[Extracted records]
>> BEGIN
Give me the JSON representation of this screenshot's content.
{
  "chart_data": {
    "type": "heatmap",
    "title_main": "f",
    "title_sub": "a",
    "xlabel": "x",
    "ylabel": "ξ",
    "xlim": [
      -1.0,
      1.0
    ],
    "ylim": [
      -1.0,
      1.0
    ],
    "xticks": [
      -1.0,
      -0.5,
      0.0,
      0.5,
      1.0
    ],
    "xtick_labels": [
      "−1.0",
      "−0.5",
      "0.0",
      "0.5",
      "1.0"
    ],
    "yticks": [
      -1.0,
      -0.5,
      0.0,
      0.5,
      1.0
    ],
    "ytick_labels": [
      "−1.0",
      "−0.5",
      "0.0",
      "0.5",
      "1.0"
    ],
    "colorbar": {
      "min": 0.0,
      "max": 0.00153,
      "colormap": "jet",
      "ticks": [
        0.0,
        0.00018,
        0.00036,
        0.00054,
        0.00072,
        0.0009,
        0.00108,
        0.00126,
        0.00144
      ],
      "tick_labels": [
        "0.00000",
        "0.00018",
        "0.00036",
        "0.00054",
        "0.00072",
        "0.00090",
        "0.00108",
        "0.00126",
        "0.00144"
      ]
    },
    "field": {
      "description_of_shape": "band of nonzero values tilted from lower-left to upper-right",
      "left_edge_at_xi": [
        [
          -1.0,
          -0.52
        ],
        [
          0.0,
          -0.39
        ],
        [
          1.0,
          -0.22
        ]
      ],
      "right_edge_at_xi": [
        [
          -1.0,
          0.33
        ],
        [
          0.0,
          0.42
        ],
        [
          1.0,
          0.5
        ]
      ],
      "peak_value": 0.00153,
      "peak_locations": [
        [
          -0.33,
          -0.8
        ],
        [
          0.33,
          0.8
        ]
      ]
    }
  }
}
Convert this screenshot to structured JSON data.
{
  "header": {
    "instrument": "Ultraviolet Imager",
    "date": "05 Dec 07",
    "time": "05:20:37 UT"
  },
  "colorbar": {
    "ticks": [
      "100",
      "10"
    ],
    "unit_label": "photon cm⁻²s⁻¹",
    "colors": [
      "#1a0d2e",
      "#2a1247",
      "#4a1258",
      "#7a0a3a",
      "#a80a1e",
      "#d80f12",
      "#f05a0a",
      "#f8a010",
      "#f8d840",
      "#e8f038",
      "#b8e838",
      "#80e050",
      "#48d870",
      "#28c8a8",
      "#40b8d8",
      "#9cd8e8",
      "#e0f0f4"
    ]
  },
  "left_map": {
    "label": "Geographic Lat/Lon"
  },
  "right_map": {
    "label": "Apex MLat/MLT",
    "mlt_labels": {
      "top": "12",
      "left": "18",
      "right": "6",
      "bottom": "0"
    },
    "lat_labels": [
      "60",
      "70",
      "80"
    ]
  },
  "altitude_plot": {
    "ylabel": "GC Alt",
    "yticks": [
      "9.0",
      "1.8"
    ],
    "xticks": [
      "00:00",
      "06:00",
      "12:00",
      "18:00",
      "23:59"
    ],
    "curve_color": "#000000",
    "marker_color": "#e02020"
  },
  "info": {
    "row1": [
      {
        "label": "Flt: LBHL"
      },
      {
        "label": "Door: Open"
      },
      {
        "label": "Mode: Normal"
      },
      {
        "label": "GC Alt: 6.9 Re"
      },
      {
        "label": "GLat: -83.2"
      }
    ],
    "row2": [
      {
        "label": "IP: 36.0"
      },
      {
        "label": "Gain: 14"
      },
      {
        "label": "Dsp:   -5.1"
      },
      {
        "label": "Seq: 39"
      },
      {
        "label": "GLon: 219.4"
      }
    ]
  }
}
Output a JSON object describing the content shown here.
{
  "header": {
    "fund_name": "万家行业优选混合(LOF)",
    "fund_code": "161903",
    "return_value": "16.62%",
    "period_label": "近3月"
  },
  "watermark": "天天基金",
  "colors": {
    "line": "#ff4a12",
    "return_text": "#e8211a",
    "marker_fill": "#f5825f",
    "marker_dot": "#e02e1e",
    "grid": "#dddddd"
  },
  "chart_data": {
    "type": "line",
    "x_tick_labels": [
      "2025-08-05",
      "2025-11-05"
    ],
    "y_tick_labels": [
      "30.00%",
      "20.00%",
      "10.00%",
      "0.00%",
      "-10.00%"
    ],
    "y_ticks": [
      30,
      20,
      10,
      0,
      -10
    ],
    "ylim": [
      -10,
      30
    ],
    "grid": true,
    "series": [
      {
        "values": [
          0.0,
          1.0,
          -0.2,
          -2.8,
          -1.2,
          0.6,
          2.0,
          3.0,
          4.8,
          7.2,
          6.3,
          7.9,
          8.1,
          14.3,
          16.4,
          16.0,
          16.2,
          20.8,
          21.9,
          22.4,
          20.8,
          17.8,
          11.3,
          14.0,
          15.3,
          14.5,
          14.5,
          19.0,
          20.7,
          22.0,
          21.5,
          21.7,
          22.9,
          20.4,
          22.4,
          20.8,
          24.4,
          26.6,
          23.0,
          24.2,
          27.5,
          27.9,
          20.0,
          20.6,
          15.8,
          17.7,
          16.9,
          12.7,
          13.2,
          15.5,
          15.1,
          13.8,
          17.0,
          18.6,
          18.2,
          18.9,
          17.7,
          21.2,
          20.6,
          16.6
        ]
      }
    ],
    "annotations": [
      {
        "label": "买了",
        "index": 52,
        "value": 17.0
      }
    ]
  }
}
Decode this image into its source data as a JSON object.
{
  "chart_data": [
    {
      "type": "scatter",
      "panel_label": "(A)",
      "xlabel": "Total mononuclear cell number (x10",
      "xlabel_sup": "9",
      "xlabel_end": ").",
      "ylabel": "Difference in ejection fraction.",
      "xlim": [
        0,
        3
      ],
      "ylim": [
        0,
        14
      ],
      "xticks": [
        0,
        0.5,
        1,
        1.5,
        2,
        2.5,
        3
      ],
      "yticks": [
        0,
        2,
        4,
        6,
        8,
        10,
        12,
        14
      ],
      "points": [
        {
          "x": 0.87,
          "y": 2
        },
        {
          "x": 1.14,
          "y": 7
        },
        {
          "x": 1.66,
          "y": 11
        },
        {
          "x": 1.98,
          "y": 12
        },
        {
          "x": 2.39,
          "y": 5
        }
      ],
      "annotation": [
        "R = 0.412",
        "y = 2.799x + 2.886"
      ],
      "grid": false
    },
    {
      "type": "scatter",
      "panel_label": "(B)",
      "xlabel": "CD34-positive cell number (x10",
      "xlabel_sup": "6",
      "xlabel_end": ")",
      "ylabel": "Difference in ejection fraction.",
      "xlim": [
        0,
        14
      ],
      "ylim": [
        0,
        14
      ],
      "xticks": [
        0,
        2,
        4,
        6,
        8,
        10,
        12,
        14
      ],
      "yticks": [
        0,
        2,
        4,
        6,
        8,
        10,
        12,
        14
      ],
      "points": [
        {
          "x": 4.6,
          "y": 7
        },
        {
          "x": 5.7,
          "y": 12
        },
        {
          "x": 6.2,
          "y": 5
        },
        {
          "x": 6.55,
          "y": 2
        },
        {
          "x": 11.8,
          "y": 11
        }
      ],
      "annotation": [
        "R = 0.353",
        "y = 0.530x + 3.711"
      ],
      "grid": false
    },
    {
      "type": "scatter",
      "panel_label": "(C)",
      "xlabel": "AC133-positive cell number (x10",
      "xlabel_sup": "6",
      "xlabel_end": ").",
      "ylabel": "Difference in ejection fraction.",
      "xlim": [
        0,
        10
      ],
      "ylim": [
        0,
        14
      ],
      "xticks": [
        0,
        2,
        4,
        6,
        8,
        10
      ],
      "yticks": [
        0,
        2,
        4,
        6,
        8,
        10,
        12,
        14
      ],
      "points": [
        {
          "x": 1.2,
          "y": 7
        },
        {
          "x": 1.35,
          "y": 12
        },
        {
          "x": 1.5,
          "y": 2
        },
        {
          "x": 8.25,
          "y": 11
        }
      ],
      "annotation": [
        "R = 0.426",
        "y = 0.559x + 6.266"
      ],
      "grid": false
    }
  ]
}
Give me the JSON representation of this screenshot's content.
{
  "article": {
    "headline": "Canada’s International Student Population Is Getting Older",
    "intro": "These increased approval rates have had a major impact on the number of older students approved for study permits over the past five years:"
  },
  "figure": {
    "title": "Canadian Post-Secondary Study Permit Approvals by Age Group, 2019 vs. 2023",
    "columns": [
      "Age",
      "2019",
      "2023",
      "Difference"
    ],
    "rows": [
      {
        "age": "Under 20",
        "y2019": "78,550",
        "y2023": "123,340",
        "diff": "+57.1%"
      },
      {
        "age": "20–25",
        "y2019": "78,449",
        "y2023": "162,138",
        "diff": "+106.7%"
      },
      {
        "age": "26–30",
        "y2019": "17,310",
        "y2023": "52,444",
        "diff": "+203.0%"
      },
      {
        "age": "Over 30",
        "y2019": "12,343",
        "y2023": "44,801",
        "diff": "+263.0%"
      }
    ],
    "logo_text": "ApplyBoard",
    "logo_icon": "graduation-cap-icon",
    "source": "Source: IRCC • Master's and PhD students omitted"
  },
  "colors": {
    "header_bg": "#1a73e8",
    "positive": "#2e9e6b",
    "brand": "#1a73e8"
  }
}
>> END
Your objective:
Search the lines for "this". Copy each line that has it.

Expected answer:
Give me the JSON representation of this screenshot's content.
Convert this screenshot to structured JSON data.
Decode this image into its source data as a JSON object.
Give me the JSON representation of this screenshot's content.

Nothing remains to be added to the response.